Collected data
========================================
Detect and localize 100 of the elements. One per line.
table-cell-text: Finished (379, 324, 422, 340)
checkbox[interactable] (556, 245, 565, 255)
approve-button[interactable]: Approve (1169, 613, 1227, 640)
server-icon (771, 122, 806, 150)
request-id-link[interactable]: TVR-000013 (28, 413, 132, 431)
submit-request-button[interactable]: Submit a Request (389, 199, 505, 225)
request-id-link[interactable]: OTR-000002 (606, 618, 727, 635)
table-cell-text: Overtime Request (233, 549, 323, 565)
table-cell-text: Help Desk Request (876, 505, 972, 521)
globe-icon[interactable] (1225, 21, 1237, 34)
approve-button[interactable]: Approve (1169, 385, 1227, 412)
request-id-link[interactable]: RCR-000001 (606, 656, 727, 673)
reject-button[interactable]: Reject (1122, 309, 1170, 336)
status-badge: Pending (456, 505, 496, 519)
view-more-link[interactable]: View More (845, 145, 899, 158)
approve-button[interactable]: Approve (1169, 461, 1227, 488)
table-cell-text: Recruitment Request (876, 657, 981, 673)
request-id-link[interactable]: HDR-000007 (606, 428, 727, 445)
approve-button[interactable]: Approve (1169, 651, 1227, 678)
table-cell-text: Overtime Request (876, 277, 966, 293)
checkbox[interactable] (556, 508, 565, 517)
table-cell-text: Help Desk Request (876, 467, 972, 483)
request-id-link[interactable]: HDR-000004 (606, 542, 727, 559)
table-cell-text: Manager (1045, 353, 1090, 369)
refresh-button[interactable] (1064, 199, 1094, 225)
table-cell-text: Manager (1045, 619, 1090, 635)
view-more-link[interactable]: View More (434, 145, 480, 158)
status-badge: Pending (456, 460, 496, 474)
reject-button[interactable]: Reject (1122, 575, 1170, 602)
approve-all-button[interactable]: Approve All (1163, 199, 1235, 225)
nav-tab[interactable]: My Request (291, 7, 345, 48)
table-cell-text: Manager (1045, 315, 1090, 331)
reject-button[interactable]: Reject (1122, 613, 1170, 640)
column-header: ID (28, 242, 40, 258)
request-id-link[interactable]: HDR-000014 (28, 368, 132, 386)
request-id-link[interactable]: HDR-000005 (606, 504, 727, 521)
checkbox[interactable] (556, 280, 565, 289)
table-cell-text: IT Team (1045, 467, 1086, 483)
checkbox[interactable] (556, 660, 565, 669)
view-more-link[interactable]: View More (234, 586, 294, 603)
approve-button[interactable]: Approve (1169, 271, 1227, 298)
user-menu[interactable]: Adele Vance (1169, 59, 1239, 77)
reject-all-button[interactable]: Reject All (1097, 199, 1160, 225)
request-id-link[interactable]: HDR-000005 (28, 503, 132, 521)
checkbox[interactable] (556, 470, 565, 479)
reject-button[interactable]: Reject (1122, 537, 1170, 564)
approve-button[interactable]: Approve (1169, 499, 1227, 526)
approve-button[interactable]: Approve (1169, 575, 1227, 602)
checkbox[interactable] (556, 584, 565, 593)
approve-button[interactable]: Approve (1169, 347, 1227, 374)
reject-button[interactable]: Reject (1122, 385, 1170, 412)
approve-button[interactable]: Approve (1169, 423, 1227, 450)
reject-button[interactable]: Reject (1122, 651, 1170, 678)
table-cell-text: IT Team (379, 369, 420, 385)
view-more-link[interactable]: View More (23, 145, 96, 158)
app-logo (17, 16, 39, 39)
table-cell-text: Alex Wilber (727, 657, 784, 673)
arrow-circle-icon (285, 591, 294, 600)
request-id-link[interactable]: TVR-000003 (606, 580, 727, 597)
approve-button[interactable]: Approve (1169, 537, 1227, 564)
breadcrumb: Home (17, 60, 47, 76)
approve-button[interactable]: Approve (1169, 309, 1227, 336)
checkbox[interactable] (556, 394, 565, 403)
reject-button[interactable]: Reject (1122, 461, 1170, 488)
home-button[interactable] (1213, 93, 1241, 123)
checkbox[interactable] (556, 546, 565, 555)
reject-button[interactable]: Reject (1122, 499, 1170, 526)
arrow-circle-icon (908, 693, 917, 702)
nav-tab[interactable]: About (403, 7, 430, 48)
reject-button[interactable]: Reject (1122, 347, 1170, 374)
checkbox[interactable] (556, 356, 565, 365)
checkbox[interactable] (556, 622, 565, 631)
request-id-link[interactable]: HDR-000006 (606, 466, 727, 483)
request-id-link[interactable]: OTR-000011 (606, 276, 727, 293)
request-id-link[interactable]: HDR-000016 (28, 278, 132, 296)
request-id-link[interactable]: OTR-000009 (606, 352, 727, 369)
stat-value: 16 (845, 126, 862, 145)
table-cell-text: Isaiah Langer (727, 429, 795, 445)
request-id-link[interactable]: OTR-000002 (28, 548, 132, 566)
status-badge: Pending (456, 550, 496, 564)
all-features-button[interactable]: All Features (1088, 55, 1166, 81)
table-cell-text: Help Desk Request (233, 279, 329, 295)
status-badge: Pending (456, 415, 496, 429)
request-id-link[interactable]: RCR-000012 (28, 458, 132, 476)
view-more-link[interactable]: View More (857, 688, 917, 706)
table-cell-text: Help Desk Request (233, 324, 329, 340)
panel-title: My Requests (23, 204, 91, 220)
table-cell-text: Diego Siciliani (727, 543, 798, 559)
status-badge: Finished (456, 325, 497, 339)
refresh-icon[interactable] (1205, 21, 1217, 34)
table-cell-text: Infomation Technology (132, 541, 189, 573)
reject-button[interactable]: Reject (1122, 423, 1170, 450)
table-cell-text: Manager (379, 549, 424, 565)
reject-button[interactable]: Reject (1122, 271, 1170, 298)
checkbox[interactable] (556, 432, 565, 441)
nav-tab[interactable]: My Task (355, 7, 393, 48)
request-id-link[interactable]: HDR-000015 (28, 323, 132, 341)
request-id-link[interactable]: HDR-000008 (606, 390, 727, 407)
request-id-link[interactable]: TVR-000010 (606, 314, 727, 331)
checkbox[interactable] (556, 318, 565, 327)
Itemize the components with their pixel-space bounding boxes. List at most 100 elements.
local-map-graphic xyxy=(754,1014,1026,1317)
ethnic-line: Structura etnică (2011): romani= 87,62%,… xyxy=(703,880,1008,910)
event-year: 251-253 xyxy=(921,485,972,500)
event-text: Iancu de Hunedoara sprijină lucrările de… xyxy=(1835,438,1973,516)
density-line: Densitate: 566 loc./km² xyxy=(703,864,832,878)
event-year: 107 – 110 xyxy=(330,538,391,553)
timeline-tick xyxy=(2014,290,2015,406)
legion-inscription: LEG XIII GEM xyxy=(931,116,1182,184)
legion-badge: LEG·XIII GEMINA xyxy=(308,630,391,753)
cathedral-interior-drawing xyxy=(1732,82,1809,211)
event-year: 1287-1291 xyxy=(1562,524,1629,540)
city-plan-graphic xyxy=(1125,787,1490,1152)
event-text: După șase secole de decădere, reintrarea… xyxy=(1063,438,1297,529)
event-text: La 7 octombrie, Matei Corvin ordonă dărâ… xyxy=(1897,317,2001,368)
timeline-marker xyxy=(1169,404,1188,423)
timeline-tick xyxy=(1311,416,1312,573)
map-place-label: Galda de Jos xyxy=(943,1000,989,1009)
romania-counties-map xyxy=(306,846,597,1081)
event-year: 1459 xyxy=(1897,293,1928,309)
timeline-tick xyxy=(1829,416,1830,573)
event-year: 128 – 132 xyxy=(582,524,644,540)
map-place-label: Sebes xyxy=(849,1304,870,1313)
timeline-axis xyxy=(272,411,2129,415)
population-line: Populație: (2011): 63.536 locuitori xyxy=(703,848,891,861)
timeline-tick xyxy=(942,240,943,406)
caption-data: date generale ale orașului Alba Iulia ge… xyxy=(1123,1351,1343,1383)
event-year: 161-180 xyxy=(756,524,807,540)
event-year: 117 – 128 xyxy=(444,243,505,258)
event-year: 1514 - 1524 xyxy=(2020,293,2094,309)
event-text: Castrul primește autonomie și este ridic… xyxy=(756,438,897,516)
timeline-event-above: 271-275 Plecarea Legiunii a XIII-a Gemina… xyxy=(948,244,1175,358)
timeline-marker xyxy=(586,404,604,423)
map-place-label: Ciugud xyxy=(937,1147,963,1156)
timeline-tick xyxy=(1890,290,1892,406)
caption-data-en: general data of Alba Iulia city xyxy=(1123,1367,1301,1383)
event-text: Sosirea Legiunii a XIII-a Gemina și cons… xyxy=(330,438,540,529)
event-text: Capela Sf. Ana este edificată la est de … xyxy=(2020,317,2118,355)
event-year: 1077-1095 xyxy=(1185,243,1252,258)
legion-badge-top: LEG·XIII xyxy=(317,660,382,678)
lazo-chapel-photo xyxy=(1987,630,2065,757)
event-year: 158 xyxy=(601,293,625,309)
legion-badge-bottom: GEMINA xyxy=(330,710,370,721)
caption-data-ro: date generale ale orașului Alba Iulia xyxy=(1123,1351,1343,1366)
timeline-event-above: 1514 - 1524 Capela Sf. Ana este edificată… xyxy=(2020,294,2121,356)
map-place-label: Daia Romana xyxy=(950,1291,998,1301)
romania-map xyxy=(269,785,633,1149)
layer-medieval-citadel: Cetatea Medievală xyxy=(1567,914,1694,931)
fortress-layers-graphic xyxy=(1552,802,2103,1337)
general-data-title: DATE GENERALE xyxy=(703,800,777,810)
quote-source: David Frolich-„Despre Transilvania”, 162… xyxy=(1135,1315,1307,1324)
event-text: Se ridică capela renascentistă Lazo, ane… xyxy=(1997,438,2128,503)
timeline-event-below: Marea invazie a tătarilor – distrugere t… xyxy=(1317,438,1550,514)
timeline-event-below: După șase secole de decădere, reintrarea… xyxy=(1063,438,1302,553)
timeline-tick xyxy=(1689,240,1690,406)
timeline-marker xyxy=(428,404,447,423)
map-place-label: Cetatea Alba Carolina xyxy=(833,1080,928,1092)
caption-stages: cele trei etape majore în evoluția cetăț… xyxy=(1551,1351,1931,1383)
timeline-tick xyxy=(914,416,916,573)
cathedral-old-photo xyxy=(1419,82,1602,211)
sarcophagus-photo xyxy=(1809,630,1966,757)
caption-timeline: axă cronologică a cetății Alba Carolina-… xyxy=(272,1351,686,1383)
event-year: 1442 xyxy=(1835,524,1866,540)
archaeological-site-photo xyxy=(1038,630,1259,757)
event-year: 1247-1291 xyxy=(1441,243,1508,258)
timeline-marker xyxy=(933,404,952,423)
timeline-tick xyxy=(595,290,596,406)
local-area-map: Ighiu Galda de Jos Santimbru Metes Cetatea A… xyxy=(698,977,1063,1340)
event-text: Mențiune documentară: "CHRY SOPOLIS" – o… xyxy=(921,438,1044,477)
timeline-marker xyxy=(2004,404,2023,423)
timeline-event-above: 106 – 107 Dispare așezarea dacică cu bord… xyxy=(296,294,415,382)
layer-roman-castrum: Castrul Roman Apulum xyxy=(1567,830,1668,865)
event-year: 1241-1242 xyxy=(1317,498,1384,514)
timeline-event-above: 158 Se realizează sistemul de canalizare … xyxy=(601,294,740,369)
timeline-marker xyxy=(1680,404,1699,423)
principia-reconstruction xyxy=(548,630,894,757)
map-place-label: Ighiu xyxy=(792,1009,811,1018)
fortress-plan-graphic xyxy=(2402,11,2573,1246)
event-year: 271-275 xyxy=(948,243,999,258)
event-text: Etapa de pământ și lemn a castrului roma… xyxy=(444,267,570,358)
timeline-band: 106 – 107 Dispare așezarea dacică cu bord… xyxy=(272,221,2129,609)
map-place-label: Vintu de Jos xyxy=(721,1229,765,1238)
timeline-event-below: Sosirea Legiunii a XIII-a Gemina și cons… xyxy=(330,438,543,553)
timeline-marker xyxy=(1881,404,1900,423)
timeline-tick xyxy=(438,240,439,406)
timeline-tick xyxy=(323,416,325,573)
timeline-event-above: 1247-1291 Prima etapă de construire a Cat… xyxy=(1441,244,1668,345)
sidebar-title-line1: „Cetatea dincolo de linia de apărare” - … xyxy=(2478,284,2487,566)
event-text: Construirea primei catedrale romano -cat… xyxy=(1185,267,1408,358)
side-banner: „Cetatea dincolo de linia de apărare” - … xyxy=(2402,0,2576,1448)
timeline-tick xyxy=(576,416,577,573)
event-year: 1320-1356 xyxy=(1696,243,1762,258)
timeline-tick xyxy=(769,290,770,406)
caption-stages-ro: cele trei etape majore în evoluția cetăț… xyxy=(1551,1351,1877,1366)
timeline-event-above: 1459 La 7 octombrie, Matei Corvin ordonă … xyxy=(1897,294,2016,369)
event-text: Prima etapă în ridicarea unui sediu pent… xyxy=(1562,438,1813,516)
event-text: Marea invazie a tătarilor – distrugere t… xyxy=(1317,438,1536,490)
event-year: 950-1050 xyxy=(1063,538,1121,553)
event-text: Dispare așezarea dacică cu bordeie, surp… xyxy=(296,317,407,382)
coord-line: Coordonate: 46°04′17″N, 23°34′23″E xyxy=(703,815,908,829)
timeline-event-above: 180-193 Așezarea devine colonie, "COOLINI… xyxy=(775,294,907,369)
========================================
§ WHAT YOU ARE ASKED TO DO
Retype the lines from the start of the collected data up to and including the line with "table-cell-text: Help Desk Request (876, 505, 972, 521)".

§ WRITTEN ANSWER
Detect and localize 100 of the elements. One per line.
table-cell-text: Finished (379, 324, 422, 340)
checkbox[interactable] (556, 245, 565, 255)
approve-button[interactable]: Approve (1169, 613, 1227, 640)
server-icon (771, 122, 806, 150)
request-id-link[interactable]: TVR-000013 (28, 413, 132, 431)
submit-request-button[interactable]: Submit a Request (389, 199, 505, 225)
request-id-link[interactable]: OTR-000002 (606, 618, 727, 635)
table-cell-text: Overtime Request (233, 549, 323, 565)
table-cell-text: Help Desk Request (876, 505, 972, 521)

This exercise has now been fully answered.